Problem:
The records below should be written out again, exactly.

Records for processing:
****************

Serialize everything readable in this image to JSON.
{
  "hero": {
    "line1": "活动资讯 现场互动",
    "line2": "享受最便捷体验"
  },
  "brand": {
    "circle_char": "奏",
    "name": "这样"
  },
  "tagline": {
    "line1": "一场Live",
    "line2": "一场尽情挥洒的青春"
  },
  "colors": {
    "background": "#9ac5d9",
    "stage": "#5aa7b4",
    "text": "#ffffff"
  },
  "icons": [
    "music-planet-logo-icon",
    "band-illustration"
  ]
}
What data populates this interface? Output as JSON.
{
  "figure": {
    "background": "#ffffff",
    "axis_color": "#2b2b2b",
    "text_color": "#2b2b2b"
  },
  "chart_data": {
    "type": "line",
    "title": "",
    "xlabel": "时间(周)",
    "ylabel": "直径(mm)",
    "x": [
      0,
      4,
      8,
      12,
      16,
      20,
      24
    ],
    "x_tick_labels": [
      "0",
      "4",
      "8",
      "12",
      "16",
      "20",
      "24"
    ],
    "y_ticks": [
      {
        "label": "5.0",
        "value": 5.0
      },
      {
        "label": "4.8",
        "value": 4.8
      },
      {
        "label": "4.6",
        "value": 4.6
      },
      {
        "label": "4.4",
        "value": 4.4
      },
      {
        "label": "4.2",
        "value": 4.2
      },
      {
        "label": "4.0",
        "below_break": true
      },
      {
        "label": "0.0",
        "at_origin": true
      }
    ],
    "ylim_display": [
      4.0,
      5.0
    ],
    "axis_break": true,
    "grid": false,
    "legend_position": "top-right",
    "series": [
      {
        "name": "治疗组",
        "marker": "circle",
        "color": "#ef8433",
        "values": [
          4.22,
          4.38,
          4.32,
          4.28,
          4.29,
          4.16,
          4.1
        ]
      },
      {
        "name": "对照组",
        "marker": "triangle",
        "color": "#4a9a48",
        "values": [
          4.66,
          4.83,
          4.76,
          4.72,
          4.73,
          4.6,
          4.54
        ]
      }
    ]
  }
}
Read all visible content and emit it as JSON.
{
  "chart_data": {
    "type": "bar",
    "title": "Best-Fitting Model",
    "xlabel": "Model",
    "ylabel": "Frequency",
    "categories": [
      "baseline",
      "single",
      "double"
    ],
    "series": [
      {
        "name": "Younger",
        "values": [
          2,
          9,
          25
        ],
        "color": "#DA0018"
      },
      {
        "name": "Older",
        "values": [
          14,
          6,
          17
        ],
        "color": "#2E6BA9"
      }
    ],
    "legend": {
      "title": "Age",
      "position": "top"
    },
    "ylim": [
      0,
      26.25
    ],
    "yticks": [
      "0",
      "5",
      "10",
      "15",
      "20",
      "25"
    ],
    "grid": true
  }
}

****************

Result for this exercise:
Serialize everything readable in this image to JSON.
{
  "hero": {
    "line1": "活动资讯 现场互动",
    "line2": "享受最便捷体验"
  },
  "brand": {
    "circle_char": "奏",
    "name": "这样"
  },
  "tagline": {
    "line1": "一场Live",
    "line2": "一场尽情挥洒的青春"
  },
  "colors": {
    "background": "#9ac5d9",
    "stage": "#5aa7b4",
    "text": "#ffffff"
  },
  "icons": [
    "music-planet-logo-icon",
    "band-illustration"
  ]
}
What data populates this interface? Output as JSON.
{
  "figure": {
    "background": "#ffffff",
    "axis_color": "#2b2b2b",
    "text_color": "#2b2b2b"
  },
  "chart_data": {
    "type": "line",
    "title": "",
    "xlabel": "时间(周)",
    "ylabel": "直径(mm)",
    "x": [
      0,
      4,
      8,
      12,
      16,
      20,
      24
    ],
    "x_tick_labels": [
      "0",
      "4",
      "8",
      "12",
      "16",
      "20",
      "24"
    ],
    "y_ticks": [
      {
        "label": "5.0",
        "value": 5.0
      },
      {
        "label": "4.8",
        "value": 4.8
      },
      {
        "label": "4.6",
        "value": 4.6
      },
      {
        "label": "4.4",
        "value": 4.4
      },
      {
        "label": "4.2",
        "value": 4.2
      },
      {
        "label": "4.0",
        "below_break": true
      },
      {
        "label": "0.0",
        "at_origin": true
      }
    ],
    "ylim_display": [
      4.0,
      5.0
    ],
    "axis_break": true,
    "grid": false,
    "legend_position": "top-right",
    "series": [
      {
        "name": "治疗组",
        "marker": "circle",
        "color": "#ef8433",
        "values": [
          4.22,
          4.38,
          4.32,
          4.28,
          4.29,
          4.16,
          4.1
        ]
      },
      {
        "name": "对照组",
        "marker": "triangle",
        "color": "#4a9a48",
        "values": [
          4.66,
          4.83,
          4.76,
          4.72,
          4.73,
          4.6,
          4.54
        ]
      }
    ]
  }
}
Read all visible content and emit it as JSON.
{
  "chart_data": {
    "type": "bar",
    "title": "Best-Fitting Model",
    "xlabel": "Model",
    "ylabel": "Frequency",
    "categories": [
      "baseline",
      "single",
      "double"
    ],
    "series": [
      {
        "name": "Younger",
        "values": [
          2,
          9,
          25
        ],
        "color": "#DA0018"
      },
      {
        "name": "Older",
        "values": [
          14,
          6,
          17
        ],
        "color": "#2E6BA9"
      }
    ],
    "legend": {
      "title": "Age",
      "position": "top"
    },
    "ylim": [
      0,
      26.25
    ],
    "yticks": [
      "0",
      "5",
      "10",
      "15",
      "20",
      "25"
    ],
    "grid": true
  }
}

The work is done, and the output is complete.